[Stored data]
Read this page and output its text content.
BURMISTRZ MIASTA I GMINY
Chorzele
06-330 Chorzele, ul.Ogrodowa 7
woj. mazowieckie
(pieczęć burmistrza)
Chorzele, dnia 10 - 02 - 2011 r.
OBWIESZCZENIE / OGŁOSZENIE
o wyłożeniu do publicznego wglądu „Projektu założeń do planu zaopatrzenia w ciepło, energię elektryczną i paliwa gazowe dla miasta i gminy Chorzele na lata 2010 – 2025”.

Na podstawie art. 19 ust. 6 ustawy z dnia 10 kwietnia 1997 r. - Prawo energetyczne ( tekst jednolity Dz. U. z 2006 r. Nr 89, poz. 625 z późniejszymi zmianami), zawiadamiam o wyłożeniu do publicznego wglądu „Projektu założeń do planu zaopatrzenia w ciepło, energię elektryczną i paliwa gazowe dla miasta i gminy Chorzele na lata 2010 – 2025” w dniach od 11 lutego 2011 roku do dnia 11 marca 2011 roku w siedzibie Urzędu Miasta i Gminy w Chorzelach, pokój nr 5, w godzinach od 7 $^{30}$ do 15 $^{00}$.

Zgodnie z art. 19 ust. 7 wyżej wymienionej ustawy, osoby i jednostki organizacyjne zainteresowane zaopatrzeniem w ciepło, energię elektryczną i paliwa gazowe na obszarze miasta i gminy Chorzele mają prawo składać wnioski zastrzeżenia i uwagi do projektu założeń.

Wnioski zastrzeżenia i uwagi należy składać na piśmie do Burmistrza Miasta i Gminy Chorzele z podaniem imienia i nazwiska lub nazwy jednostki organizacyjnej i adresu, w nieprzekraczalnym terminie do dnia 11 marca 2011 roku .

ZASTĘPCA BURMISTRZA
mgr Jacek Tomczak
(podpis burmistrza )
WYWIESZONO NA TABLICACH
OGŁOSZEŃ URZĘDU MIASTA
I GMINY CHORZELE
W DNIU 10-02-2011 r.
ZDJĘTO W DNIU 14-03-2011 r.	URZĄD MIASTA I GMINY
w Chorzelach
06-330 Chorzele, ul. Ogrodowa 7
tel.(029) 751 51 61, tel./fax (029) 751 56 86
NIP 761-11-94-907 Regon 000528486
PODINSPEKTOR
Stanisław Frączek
--
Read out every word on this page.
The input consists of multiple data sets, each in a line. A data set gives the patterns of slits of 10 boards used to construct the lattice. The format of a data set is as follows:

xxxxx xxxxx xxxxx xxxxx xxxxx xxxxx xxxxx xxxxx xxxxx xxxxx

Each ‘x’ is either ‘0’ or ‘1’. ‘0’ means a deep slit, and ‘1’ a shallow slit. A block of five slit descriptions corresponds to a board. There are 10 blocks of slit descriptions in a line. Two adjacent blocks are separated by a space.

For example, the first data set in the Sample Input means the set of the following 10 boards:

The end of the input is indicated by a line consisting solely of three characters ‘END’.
--
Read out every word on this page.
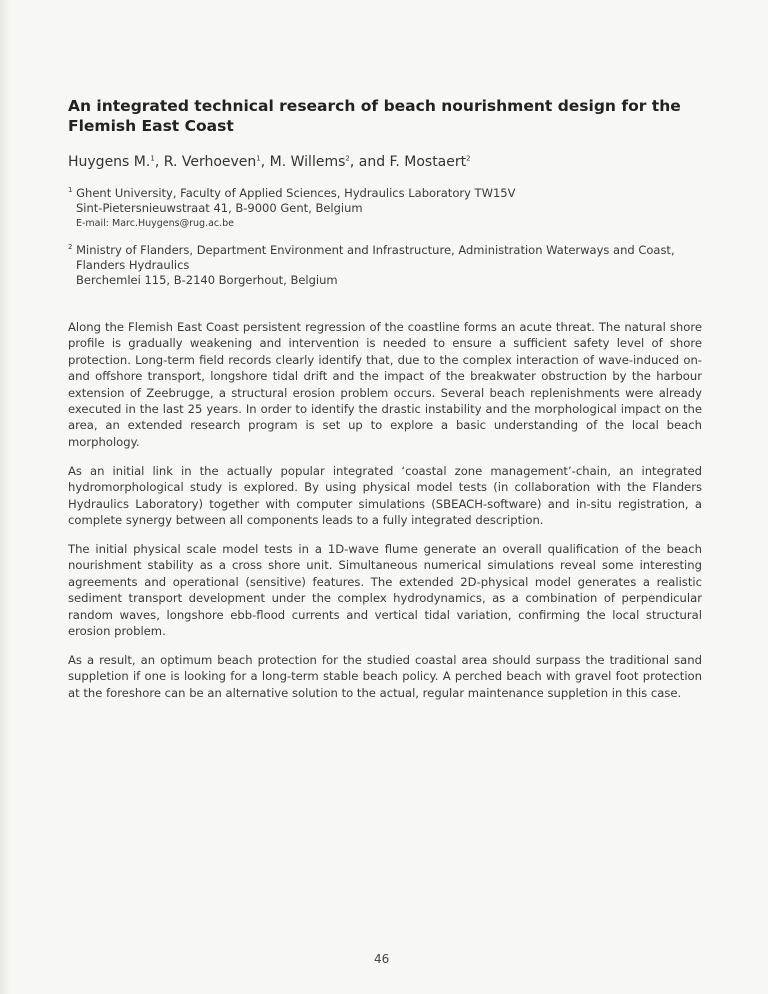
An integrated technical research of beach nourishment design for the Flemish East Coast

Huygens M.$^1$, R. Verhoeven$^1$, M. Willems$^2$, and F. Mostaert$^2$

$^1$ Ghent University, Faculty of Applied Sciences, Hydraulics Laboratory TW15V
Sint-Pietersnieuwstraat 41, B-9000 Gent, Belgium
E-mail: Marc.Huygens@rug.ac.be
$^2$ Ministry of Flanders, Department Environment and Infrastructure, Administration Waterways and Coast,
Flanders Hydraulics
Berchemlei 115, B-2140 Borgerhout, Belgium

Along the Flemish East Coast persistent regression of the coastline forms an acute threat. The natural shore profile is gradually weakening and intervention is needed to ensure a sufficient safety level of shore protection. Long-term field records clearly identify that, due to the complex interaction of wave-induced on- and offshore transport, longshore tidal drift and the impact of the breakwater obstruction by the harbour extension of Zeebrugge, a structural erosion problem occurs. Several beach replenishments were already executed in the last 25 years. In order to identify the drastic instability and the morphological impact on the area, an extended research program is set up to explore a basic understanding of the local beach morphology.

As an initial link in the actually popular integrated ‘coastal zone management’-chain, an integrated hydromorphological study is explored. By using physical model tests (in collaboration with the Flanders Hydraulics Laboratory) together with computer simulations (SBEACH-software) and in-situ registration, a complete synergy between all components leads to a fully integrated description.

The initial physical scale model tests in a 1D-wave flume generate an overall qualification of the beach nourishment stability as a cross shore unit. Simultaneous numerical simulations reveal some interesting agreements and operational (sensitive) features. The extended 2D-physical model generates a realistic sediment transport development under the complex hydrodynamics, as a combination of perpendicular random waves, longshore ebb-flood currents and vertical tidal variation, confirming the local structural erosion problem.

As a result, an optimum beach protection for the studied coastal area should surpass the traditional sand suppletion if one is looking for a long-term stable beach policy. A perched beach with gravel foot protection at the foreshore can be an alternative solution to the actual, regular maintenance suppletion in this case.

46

PROBLEM DETAILS. Pull out all lines from the entries above that include the word "integrated".

SOLUTION FOR THIS EXERCISE.
An integrated technical research of beach nourishment design for the Flemish East Coast
As an initial link in the actually popular integrated ‘coastal zone management’-chain, an integrated hydromorphological study is explored. By using physical model tests (in collaboration with the Flanders Hydraulics Laboratory) together with computer simulations (SBEACH-software) and in-situ registration, a complete synergy between all components leads to a fully integrated description.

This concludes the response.